Output all lines exactly, with nothing added or dropped.
Begin GIVEN ENTRIES
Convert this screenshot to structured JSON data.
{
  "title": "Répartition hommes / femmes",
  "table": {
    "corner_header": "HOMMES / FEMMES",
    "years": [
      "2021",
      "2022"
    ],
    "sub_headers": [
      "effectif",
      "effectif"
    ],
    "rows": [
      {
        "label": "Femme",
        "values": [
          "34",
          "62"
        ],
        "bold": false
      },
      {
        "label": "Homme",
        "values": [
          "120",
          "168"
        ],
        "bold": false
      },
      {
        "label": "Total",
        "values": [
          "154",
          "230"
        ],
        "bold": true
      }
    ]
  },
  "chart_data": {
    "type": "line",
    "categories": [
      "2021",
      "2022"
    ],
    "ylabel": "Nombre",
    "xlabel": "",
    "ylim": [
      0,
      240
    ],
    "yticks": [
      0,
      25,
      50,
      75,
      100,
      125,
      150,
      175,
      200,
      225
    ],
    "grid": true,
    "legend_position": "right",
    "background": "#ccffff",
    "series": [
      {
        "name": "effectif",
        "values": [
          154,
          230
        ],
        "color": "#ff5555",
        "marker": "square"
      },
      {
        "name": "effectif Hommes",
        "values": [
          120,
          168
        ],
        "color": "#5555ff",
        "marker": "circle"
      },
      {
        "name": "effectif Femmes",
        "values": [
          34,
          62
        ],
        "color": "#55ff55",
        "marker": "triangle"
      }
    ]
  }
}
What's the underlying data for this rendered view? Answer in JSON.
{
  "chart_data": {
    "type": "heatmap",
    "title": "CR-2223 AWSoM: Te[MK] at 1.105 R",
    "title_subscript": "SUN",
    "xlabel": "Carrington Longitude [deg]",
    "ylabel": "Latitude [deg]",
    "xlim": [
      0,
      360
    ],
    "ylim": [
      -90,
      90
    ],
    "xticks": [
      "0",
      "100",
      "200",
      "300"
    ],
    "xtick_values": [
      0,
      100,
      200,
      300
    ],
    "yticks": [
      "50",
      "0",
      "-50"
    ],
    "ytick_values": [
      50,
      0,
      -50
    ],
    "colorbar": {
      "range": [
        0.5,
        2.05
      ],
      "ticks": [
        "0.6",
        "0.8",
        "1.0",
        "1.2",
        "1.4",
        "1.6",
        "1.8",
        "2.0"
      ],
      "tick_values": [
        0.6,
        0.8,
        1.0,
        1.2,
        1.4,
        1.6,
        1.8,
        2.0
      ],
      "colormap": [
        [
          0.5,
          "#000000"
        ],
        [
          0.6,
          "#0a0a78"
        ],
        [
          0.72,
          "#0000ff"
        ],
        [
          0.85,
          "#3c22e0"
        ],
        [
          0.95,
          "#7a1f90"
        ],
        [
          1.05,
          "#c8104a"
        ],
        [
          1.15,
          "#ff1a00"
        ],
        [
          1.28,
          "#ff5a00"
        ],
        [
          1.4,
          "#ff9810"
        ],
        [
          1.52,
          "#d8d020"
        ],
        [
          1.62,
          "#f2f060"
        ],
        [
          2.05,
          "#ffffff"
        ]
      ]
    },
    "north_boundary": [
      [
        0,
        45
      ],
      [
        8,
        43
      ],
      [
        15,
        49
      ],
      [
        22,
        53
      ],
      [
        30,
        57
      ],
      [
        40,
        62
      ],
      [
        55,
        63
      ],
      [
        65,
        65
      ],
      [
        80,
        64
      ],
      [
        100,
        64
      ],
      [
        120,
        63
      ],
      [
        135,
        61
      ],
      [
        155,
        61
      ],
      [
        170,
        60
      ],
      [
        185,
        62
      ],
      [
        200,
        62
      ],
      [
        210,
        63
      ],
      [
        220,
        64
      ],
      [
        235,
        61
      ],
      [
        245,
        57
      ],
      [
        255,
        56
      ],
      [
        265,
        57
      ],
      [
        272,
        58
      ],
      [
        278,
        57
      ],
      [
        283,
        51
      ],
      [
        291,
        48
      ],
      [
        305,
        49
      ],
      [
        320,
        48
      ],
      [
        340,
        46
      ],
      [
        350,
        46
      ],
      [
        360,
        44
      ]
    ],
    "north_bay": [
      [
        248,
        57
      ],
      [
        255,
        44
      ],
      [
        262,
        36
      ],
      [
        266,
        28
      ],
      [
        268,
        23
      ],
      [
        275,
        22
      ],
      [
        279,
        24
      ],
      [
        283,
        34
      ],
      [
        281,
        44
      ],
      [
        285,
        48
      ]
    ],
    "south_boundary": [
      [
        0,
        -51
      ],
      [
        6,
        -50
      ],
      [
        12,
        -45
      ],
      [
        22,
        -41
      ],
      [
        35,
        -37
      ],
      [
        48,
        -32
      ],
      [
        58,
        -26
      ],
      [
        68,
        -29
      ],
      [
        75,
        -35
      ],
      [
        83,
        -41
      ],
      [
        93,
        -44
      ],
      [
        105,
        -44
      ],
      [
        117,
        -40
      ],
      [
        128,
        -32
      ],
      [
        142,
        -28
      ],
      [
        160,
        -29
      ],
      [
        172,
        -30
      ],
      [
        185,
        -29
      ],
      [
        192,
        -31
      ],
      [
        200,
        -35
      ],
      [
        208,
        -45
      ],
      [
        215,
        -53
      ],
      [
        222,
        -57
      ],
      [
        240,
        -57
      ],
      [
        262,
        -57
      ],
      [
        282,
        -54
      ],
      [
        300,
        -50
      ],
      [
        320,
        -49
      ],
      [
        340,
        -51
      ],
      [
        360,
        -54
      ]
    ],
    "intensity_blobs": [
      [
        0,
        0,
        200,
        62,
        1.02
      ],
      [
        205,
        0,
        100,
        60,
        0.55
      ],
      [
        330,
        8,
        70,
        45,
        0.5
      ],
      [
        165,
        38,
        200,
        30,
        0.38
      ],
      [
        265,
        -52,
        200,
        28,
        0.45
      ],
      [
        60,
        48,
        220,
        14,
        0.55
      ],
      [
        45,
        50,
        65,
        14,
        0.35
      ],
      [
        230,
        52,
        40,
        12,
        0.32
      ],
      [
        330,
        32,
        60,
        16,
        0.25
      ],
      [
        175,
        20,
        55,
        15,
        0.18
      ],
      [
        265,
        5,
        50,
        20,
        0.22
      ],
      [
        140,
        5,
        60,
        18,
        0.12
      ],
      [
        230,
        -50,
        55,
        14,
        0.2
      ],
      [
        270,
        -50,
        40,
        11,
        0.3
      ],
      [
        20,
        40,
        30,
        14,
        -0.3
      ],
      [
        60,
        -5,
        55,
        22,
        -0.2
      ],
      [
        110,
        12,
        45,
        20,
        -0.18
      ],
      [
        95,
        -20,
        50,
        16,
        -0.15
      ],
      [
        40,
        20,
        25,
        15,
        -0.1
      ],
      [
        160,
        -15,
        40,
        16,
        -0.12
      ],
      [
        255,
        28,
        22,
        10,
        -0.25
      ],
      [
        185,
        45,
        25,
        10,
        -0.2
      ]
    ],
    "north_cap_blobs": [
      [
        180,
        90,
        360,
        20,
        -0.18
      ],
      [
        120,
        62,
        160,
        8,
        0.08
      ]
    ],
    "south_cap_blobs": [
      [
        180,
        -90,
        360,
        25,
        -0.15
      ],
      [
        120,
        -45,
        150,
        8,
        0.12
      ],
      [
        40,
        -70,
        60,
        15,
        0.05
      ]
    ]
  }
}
End GIVEN ENTRIES
RESPONSE BELOW
Convert this screenshot to structured JSON data.
{
  "title": "Répartition hommes / femmes",
  "table": {
    "corner_header": "HOMMES / FEMMES",
    "years": [
      "2021",
      "2022"
    ],
    "sub_headers": [
      "effectif",
      "effectif"
    ],
    "rows": [
      {
        "label": "Femme",
        "values": [
          "34",
          "62"
        ],
        "bold": false
      },
      {
        "label": "Homme",
        "values": [
          "120",
          "168"
        ],
        "bold": false
      },
      {
        "label": "Total",
        "values": [
          "154",
          "230"
        ],
        "bold": true
      }
    ]
  },
  "chart_data": {
    "type": "line",
    "categories": [
      "2021",
      "2022"
    ],
    "ylabel": "Nombre",
    "xlabel": "",
    "ylim": [
      0,
      240
    ],
    "yticks": [
      0,
      25,
      50,
      75,
      100,
      125,
      150,
      175,
      200,
      225
    ],
    "grid": true,
    "legend_position": "right",
    "background": "#ccffff",
    "series": [
      {
        "name": "effectif",
        "values": [
          154,
          230
        ],
        "color": "#ff5555",
        "marker": "square"
      },
      {
        "name": "effectif Hommes",
        "values": [
          120,
          168
        ],
        "color": "#5555ff",
        "marker": "circle"
      },
      {
        "name": "effectif Femmes",
        "values": [
          34,
          62
        ],
        "color": "#55ff55",
        "marker": "triangle"
      }
    ]
  }
}
What's the underlying data for this rendered view? Answer in JSON.
{
  "chart_data": {
    "type": "heatmap",
    "title": "CR-2223 AWSoM: Te[MK] at 1.105 R",
    "title_subscript": "SUN",
    "xlabel": "Carrington Longitude [deg]",
    "ylabel": "Latitude [deg]",
    "xlim": [
      0,
      360
    ],
    "ylim": [
      -90,
      90
    ],
    "xticks": [
      "0",
      "100",
      "200",
      "300"
    ],
    "xtick_values": [
      0,
      100,
      200,
      300
    ],
    "yticks": [
      "50",
      "0",
      "-50"
    ],
    "ytick_values": [
      50,
      0,
      -50
    ],
    "colorbar": {
      "range": [
        0.5,
        2.05
      ],
      "ticks": [
        "0.6",
        "0.8",
        "1.0",
        "1.2",
        "1.4",
        "1.6",
        "1.8",
        "2.0"
      ],
      "tick_values": [
        0.6,
        0.8,
        1.0,
        1.2,
        1.4,
        1.6,
        1.8,
        2.0
      ],
      "colormap": [
        [
          0.5,
          "#000000"
        ],
        [
          0.6,
          "#0a0a78"
        ],
        [
          0.72,
          "#0000ff"
        ],
        [
          0.85,
          "#3c22e0"
        ],
        [
          0.95,
          "#7a1f90"
        ],
        [
          1.05,
          "#c8104a"
        ],
        [
          1.15,
          "#ff1a00"
        ],
        [
          1.28,
          "#ff5a00"
        ],
        [
          1.4,
          "#ff9810"
        ],
        [
          1.52,
          "#d8d020"
        ],
        [
          1.62,
          "#f2f060"
        ],
        [
          2.05,
          "#ffffff"
        ]
      ]
    },
    "north_boundary": [
      [
        0,
        45
      ],
      [
        8,
        43
      ],
      [
        15,
        49
      ],
      [
        22,
        53
      ],
      [
        30,
        57
      ],
      [
        40,
        62
      ],
      [
        55,
        63
      ],
      [
        65,
        65
      ],
      [
        80,
        64
      ],
      [
        100,
        64
      ],
      [
        120,
        63
      ],
      [
        135,
        61
      ],
      [
        155,
        61
      ],
      [
        170,
        60
      ],
      [
        185,
        62
      ],
      [
        200,
        62
      ],
      [
        210,
        63
      ],
      [
        220,
        64
      ],
      [
        235,
        61
      ],
      [
        245,
        57
      ],
      [
        255,
        56
      ],
      [
        265,
        57
      ],
      [
        272,
        58
      ],
      [
        278,
        57
      ],
      [
        283,
        51
      ],
      [
        291,
        48
      ],
      [
        305,
        49
      ],
      [
        320,
        48
      ],
      [
        340,
        46
      ],
      [
        350,
        46
      ],
      [
        360,
        44
      ]
    ],
    "north_bay": [
      [
        248,
        57
      ],
      [
        255,
        44
      ],
      [
        262,
        36
      ],
      [
        266,
        28
      ],
      [
        268,
        23
      ],
      [
        275,
        22
      ],
      [
        279,
        24
      ],
      [
        283,
        34
      ],
      [
        281,
        44
      ],
      [
        285,
        48
      ]
    ],
    "south_boundary": [
      [
        0,
        -51
      ],
      [
        6,
        -50
      ],
      [
        12,
        -45
      ],
      [
        22,
        -41
      ],
      [
        35,
        -37
      ],
      [
        48,
        -32
      ],
      [
        58,
        -26
      ],
      [
        68,
        -29
      ],
      [
        75,
        -35
      ],
      [
        83,
        -41
      ],
      [
        93,
        -44
      ],
      [
        105,
        -44
      ],
      [
        117,
        -40
      ],
      [
        128,
        -32
      ],
      [
        142,
        -28
      ],
      [
        160,
        -29
      ],
      [
        172,
        -30
      ],
      [
        185,
        -29
      ],
      [
        192,
        -31
      ],
      [
        200,
        -35
      ],
      [
        208,
        -45
      ],
      [
        215,
        -53
      ],
      [
        222,
        -57
      ],
      [
        240,
        -57
      ],
      [
        262,
        -57
      ],
      [
        282,
        -54
      ],
      [
        300,
        -50
      ],
      [
        320,
        -49
      ],
      [
        340,
        -51
      ],
      [
        360,
        -54
      ]
    ],
    "intensity_blobs": [
      [
        0,
        0,
        200,
        62,
        1.02
      ],
      [
        205,
        0,
        100,
        60,
        0.55
      ],
      [
        330,
        8,
        70,
        45,
        0.5
      ],
      [
        165,
        38,
        200,
        30,
        0.38
      ],
      [
        265,
        -52,
        200,
        28,
        0.45
      ],
      [
        60,
        48,
        220,
        14,
        0.55
      ],
      [
        45,
        50,
        65,
        14,
        0.35
      ],
      [
        230,
        52,
        40,
        12,
        0.32
      ],
      [
        330,
        32,
        60,
        16,
        0.25
      ],
      [
        175,
        20,
        55,
        15,
        0.18
      ],
      [
        265,
        5,
        50,
        20,
        0.22
      ],
      [
        140,
        5,
        60,
        18,
        0.12
      ],
      [
        230,
        -50,
        55,
        14,
        0.2
      ],
      [
        270,
        -50,
        40,
        11,
        0.3
      ],
      [
        20,
        40,
        30,
        14,
        -0.3
      ],
      [
        60,
        -5,
        55,
        22,
        -0.2
      ],
      [
        110,
        12,
        45,
        20,
        -0.18
      ],
      [
        95,
        -20,
        50,
        16,
        -0.15
      ],
      [
        40,
        20,
        25,
        15,
        -0.1
      ],
      [
        160,
        -15,
        40,
        16,
        -0.12
      ],
      [
        255,
        28,
        22,
        10,
        -0.25
      ],
      [
        185,
        45,
        25,
        10,
        -0.2
      ]
    ],
    "north_cap_blobs": [
      [
        180,
        90,
        360,
        20,
        -0.18
      ],
      [
        120,
        62,
        160,
        8,
        0.08
      ]
    ],
    "south_cap_blobs": [
      [
        180,
        -90,
        360,
        25,
        -0.15
      ],
      [
        120,
        -45,
        150,
        8,
        0.12
      ],
      [
        40,
        -70,
        60,
        15,
        0.05
      ]
    ]
  }
}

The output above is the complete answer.